AIM OF THE EXERCISE> Below are some records. Count the lines with "section" in them and give nothing but the total.

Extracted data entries
========

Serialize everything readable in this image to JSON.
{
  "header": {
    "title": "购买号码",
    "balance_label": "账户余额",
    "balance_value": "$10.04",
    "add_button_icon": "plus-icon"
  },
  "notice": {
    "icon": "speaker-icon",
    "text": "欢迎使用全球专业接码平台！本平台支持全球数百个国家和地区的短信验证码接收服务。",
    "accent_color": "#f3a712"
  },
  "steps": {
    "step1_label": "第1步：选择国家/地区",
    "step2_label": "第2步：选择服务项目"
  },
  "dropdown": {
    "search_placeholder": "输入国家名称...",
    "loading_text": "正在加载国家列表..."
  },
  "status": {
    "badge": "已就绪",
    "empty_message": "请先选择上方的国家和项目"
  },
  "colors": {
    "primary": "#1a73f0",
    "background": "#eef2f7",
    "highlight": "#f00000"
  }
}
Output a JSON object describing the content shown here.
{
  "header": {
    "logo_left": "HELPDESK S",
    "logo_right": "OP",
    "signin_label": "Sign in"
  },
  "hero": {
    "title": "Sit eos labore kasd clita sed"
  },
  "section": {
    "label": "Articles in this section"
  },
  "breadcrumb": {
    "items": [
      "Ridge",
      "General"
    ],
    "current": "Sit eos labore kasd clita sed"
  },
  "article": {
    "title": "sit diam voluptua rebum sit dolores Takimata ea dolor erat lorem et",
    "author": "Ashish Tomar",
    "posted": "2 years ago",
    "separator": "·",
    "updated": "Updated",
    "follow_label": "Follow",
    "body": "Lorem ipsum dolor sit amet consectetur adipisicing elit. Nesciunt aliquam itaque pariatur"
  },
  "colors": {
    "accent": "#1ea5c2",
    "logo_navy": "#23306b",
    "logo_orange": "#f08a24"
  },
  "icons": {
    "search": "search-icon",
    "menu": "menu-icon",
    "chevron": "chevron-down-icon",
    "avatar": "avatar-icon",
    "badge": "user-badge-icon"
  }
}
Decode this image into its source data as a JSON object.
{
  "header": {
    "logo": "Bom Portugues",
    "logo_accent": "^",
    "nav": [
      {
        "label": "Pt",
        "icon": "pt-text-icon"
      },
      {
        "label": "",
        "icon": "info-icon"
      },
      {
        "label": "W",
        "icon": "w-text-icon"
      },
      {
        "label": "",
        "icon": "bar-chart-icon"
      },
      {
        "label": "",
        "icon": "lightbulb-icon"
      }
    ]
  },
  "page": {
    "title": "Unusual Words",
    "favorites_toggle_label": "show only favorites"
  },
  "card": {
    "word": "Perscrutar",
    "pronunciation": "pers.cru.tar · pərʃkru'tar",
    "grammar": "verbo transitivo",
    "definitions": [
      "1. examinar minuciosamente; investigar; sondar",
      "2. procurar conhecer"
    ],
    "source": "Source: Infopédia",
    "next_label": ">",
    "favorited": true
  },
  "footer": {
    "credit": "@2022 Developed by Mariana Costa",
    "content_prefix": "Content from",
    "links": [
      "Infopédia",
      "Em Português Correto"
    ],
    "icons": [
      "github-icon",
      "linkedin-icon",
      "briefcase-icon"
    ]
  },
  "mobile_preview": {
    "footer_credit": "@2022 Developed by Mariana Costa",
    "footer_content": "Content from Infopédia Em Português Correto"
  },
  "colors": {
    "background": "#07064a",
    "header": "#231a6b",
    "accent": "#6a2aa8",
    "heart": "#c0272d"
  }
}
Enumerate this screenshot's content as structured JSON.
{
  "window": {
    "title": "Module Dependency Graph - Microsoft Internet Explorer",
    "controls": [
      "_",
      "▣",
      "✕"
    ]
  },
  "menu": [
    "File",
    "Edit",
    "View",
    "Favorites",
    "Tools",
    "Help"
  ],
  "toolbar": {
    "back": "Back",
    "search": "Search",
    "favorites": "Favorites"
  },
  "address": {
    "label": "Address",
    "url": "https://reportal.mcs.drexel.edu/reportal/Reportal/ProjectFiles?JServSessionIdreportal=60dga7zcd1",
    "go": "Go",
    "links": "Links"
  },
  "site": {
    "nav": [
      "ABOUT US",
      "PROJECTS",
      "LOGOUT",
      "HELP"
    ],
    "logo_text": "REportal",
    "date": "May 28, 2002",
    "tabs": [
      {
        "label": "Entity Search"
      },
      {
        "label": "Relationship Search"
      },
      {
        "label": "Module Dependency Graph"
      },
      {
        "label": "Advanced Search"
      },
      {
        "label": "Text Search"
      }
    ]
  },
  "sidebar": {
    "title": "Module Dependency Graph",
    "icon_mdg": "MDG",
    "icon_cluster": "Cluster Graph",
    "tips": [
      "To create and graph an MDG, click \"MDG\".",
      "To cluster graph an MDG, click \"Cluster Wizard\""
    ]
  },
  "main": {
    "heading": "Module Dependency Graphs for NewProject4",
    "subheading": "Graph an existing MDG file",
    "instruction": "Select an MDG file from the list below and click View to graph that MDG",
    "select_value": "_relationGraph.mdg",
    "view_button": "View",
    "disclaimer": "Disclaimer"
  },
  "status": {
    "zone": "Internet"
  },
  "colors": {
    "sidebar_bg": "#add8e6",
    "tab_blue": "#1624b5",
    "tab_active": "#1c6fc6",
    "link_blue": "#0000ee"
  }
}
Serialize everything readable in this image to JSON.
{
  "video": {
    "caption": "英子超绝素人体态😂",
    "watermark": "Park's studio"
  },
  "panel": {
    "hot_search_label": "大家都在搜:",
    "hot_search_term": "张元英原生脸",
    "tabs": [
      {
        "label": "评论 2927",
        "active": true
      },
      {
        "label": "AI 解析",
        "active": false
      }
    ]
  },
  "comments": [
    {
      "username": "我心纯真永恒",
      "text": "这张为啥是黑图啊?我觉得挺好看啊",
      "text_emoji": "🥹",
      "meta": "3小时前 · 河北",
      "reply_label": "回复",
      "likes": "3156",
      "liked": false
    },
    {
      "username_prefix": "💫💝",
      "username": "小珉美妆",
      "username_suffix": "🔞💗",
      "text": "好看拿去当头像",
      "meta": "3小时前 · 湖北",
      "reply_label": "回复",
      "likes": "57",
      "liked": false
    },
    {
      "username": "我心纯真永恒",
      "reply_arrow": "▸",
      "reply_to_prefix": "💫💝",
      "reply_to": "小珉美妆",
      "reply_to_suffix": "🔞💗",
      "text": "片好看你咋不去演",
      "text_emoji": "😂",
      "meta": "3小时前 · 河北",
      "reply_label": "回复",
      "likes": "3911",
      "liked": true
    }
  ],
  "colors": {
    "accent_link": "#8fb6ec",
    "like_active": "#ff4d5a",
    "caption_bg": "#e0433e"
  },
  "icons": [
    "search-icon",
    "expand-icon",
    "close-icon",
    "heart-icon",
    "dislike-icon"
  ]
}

========

RESPONSE FOR THIS EXERCISE> 2